Records from a collection of figures:
** START **

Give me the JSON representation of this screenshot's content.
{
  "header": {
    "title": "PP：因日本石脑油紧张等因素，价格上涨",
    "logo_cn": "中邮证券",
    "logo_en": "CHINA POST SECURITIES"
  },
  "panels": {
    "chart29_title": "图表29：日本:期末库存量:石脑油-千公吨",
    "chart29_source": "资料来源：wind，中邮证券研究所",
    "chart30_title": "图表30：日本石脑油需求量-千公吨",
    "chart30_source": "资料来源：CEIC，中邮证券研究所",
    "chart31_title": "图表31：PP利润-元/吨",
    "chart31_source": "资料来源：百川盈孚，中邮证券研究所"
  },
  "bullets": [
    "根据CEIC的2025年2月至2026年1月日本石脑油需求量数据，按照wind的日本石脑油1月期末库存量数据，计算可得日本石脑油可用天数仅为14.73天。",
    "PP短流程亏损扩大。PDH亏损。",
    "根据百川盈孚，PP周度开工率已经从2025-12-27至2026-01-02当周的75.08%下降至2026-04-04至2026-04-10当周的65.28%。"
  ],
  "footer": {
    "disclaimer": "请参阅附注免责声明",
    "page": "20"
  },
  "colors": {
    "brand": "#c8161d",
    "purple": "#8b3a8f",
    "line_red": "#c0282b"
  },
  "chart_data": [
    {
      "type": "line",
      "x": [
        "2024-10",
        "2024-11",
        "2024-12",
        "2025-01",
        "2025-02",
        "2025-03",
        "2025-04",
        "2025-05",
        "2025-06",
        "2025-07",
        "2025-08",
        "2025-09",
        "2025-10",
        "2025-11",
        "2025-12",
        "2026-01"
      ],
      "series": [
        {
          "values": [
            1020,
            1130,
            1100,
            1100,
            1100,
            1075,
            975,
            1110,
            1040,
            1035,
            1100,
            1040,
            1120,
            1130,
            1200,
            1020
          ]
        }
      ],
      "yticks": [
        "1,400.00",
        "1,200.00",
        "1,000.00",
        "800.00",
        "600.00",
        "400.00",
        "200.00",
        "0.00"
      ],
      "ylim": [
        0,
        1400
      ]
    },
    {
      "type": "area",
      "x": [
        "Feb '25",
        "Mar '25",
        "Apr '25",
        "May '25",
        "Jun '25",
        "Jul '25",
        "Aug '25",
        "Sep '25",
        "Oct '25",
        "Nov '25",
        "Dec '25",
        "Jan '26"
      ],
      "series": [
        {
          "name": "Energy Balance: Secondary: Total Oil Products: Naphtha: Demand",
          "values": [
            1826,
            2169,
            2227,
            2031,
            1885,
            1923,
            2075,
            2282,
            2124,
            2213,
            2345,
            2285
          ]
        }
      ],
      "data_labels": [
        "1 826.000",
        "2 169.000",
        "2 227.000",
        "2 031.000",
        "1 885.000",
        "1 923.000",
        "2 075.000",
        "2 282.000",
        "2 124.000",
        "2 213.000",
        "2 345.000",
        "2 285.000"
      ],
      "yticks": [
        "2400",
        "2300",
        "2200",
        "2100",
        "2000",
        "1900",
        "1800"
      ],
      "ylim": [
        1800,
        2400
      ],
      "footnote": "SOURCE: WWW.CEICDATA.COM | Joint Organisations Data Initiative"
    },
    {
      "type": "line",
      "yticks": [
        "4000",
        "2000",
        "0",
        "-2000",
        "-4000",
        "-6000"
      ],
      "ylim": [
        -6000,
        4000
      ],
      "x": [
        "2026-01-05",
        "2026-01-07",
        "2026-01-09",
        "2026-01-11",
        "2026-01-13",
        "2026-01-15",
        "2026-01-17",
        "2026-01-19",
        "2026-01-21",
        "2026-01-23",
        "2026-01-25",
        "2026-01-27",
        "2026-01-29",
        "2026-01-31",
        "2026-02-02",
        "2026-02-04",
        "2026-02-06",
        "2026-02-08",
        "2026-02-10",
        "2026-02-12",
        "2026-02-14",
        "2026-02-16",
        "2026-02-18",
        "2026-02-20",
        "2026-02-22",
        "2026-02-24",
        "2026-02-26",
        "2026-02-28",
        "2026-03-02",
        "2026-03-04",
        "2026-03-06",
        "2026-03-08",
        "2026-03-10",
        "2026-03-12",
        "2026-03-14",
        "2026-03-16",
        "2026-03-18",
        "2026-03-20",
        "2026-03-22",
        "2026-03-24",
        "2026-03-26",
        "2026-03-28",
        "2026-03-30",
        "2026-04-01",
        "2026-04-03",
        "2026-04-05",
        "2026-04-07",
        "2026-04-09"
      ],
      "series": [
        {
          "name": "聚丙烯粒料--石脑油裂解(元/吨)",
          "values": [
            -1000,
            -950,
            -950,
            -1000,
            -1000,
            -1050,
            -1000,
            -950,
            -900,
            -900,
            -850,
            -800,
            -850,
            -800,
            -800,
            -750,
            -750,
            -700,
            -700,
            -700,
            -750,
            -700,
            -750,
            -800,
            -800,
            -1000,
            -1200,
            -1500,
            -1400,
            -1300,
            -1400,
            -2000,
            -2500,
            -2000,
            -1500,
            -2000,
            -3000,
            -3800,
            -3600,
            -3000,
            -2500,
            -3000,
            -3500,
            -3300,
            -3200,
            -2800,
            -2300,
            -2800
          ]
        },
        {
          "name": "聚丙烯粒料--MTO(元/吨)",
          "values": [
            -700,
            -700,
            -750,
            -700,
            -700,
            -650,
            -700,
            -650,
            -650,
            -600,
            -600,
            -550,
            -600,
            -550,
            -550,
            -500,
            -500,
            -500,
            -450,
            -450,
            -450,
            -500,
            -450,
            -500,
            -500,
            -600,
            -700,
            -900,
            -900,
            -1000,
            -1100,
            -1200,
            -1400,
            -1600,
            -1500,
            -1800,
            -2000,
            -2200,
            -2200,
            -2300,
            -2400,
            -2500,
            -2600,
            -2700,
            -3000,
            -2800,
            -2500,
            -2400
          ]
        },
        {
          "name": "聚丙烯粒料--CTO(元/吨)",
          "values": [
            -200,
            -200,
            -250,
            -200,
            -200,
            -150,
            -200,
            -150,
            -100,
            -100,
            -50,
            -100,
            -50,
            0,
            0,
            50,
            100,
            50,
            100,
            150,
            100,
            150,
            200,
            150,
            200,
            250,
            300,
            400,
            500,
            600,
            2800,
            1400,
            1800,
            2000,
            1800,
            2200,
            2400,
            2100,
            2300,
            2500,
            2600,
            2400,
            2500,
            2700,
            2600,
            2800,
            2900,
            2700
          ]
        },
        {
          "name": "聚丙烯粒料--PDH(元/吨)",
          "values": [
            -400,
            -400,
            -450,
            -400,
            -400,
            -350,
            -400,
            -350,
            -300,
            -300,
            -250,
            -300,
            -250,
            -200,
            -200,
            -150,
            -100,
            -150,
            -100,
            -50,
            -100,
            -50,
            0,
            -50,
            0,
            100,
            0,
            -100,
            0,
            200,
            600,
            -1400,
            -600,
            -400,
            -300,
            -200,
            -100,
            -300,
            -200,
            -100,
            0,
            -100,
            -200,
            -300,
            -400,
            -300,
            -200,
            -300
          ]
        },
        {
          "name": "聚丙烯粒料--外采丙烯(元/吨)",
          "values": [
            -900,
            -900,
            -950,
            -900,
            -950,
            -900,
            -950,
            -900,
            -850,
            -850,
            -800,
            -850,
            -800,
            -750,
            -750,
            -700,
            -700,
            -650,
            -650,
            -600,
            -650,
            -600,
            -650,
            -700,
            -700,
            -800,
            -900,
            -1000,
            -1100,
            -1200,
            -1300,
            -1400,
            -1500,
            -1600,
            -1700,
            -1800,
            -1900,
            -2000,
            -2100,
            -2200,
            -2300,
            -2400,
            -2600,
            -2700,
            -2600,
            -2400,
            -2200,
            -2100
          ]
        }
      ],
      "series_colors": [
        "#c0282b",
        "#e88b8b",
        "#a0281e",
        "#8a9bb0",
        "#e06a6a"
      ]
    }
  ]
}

** END **

Only lines with the word "资料来源" are wanted, so copy each one from the records.

# Output for this task:
    "chart29_source": "资料来源：wind，中邮证券研究所",
    "chart30_source": "资料来源：CEIC，中邮证券研究所",
    "chart31_source": "资料来源：百川盈孚，中邮证券研究所"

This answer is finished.